Work required:
Select every line below containing the word "from".

Recorded information:
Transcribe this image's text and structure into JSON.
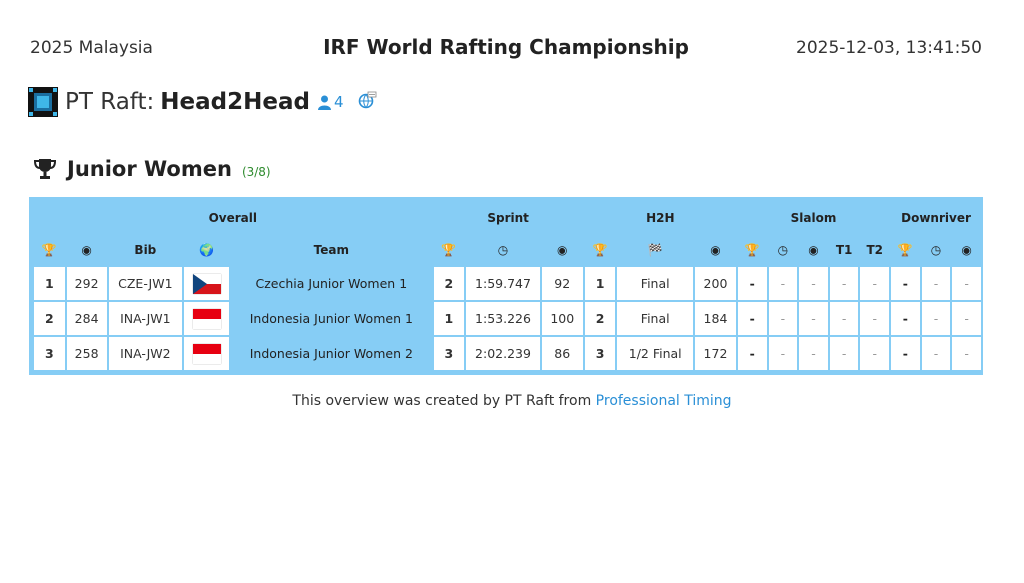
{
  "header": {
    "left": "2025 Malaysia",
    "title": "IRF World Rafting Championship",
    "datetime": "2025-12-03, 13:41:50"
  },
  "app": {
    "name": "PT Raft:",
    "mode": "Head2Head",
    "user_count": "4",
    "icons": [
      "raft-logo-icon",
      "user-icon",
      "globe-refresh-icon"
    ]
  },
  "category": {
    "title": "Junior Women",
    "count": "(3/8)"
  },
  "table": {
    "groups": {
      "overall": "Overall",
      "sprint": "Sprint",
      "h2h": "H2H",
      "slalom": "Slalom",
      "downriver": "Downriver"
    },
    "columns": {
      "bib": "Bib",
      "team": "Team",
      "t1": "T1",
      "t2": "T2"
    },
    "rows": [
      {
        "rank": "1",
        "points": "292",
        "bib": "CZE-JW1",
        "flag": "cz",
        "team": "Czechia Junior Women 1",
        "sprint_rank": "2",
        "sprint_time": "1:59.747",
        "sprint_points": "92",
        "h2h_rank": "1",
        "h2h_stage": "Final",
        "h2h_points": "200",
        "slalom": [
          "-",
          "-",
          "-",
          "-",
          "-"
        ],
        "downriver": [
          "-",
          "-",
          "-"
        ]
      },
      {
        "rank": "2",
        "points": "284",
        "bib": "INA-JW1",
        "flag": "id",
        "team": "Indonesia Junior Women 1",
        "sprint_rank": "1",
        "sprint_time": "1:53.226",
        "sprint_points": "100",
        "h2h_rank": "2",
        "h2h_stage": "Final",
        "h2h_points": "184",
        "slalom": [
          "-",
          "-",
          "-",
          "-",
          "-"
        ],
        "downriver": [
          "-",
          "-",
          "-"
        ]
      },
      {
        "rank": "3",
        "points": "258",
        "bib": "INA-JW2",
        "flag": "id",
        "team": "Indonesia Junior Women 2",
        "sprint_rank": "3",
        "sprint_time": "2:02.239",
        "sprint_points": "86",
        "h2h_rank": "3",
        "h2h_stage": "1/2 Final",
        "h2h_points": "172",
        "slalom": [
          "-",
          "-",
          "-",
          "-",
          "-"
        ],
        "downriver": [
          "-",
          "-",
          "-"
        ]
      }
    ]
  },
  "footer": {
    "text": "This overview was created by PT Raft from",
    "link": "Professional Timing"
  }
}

--

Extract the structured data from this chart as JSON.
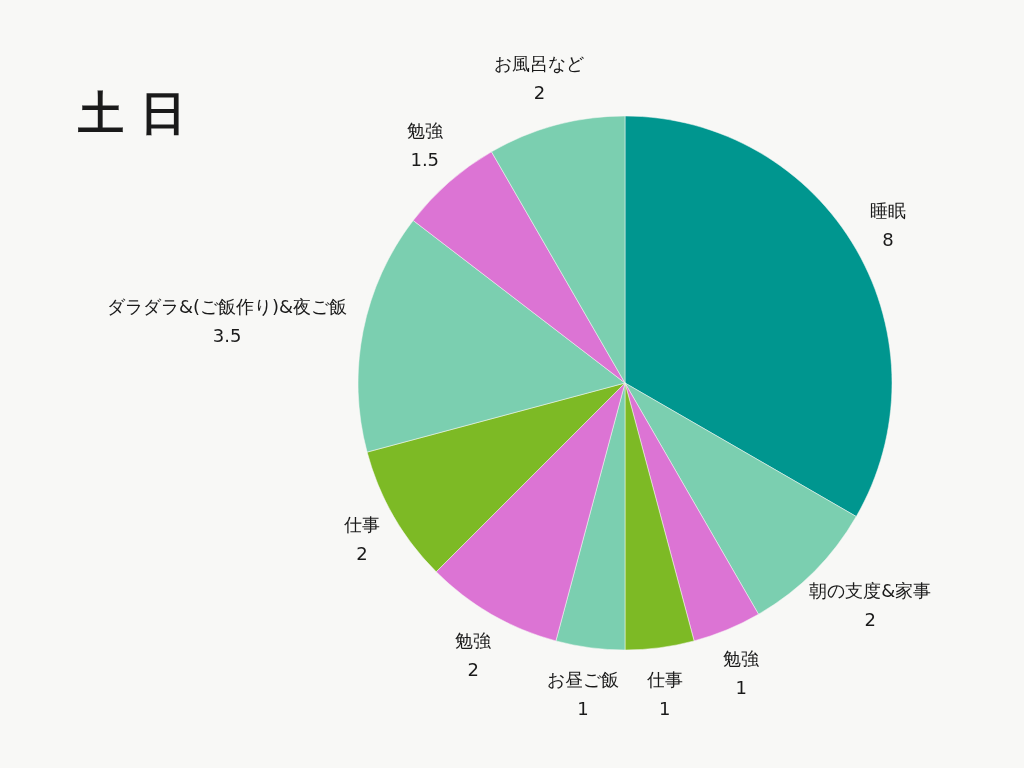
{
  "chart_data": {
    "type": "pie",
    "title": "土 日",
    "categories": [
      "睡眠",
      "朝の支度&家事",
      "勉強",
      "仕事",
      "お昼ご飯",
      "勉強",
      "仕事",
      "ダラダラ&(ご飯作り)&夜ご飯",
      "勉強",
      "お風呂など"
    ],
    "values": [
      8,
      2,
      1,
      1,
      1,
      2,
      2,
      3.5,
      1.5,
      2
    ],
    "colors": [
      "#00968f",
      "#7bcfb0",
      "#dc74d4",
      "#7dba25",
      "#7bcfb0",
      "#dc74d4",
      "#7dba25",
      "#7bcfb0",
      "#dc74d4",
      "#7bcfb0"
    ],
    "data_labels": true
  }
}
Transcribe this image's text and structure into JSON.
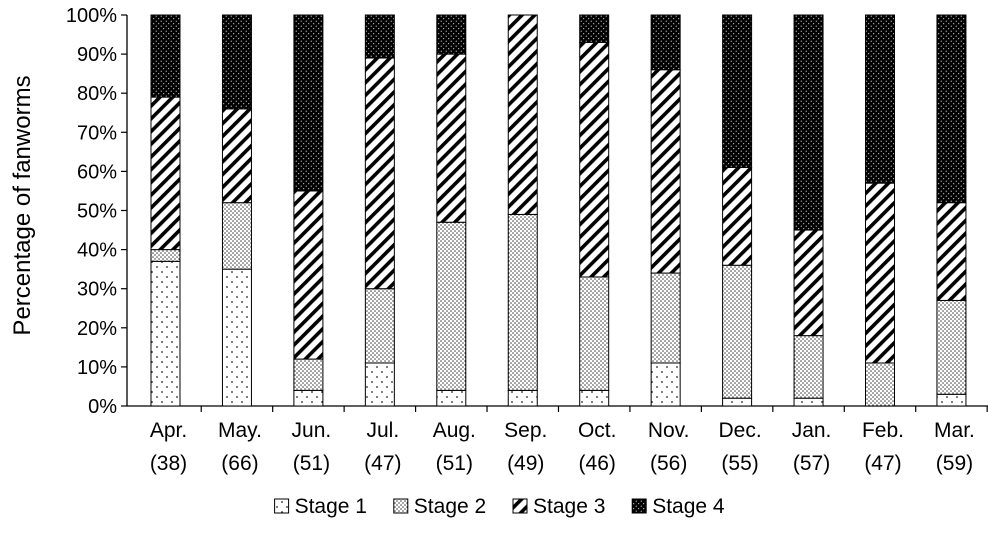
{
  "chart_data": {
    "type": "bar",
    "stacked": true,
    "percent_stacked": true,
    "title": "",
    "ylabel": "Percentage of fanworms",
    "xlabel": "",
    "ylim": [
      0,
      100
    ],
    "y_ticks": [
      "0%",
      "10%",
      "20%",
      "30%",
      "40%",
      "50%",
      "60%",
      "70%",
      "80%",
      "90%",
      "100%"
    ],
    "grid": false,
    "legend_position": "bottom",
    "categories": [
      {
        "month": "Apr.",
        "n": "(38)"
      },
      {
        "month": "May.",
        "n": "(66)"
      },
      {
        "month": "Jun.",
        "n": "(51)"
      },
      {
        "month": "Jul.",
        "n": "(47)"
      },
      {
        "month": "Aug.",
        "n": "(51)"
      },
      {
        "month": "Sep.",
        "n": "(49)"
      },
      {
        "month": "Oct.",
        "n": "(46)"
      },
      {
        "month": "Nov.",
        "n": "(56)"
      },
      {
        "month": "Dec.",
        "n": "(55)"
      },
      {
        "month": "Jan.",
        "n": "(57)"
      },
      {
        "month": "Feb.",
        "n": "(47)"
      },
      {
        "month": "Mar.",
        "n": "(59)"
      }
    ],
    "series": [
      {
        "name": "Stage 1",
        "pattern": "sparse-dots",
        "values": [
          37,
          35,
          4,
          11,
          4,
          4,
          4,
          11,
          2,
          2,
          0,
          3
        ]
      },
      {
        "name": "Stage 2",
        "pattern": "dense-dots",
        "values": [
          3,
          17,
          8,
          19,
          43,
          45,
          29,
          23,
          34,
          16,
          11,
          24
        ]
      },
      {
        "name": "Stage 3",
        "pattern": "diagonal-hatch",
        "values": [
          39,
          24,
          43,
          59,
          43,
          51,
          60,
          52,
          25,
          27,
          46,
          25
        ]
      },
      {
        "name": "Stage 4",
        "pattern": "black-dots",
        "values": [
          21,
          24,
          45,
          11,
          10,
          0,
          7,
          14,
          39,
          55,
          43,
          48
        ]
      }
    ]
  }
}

Expected answer:
    "text": "This overview was created by PT Raft from",
Extract the structured data from this chart as JSON.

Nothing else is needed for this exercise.